Data tied to figure images
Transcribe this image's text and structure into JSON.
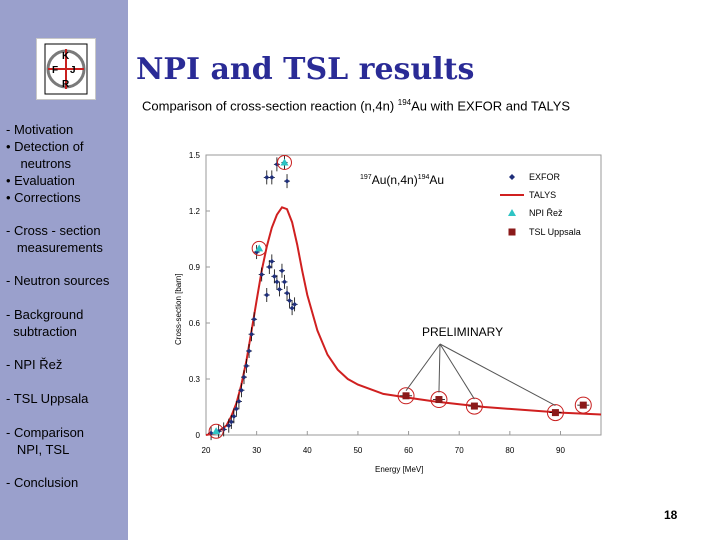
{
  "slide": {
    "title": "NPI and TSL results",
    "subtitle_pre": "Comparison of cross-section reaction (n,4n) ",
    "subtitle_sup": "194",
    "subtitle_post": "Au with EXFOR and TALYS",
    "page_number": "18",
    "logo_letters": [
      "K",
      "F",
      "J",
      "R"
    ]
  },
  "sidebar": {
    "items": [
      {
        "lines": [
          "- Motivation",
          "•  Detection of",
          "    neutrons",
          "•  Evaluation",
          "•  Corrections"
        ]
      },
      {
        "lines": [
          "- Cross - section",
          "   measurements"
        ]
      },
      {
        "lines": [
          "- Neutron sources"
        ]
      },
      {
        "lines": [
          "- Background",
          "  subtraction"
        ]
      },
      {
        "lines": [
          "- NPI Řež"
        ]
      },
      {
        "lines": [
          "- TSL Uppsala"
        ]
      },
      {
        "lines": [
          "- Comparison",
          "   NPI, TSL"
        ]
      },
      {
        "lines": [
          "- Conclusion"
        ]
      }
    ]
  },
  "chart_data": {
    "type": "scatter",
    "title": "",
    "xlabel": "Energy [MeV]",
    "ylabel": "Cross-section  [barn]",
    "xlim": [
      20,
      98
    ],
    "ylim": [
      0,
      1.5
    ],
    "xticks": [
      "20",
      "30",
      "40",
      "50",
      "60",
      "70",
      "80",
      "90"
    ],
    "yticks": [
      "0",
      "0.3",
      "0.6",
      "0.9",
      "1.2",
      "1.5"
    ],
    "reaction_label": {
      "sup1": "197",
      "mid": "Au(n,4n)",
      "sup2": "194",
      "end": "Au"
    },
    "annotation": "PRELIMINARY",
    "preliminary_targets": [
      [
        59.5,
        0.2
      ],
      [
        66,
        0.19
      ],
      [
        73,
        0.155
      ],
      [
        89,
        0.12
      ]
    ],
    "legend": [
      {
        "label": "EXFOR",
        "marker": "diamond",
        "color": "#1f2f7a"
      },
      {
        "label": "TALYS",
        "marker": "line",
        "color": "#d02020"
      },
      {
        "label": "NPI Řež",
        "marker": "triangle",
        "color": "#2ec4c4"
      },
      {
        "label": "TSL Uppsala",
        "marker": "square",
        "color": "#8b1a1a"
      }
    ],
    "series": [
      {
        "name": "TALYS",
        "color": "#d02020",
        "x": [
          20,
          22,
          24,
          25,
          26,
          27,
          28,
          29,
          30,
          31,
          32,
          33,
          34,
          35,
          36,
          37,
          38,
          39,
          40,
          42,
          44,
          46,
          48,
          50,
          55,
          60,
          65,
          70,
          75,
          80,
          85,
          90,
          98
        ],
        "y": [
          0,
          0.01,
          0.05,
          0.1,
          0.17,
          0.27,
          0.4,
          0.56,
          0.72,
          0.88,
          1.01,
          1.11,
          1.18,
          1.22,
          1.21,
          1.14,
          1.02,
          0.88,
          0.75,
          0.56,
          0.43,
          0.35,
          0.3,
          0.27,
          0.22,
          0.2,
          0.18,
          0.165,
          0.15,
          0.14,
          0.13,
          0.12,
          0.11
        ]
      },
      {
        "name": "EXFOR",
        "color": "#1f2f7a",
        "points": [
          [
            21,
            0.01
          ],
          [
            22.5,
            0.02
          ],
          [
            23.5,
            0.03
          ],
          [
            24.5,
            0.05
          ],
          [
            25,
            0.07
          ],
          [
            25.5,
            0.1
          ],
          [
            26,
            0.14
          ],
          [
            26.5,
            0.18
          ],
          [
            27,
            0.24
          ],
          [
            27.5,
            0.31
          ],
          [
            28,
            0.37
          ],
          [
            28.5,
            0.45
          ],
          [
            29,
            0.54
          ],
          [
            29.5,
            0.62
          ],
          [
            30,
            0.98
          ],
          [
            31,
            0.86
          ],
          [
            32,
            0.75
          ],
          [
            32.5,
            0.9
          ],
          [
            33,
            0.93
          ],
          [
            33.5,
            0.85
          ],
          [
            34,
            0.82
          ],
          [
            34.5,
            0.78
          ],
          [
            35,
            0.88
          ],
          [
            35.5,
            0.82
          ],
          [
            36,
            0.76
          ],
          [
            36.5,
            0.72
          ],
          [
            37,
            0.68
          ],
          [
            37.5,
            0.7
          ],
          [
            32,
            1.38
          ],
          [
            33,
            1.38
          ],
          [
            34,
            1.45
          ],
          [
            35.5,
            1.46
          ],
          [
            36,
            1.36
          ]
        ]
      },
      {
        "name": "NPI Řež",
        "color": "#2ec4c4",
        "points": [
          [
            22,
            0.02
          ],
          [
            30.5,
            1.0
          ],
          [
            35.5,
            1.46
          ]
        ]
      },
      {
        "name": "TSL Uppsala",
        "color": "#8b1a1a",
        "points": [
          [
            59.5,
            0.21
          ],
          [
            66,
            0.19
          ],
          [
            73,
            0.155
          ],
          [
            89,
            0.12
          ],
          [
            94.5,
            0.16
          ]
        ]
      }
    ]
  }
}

The request: Find the lines with the string "color" and reproduce them.

The response:
        "color": "#1f2f7a"
        "color": "#d02020"
        "color": "#2ec4c4"
        "color": "#8b1a1a"
        "color": "#d02020",
        "color": "#1f2f7a",
        "color": "#2ec4c4",
        "color": "#8b1a1a",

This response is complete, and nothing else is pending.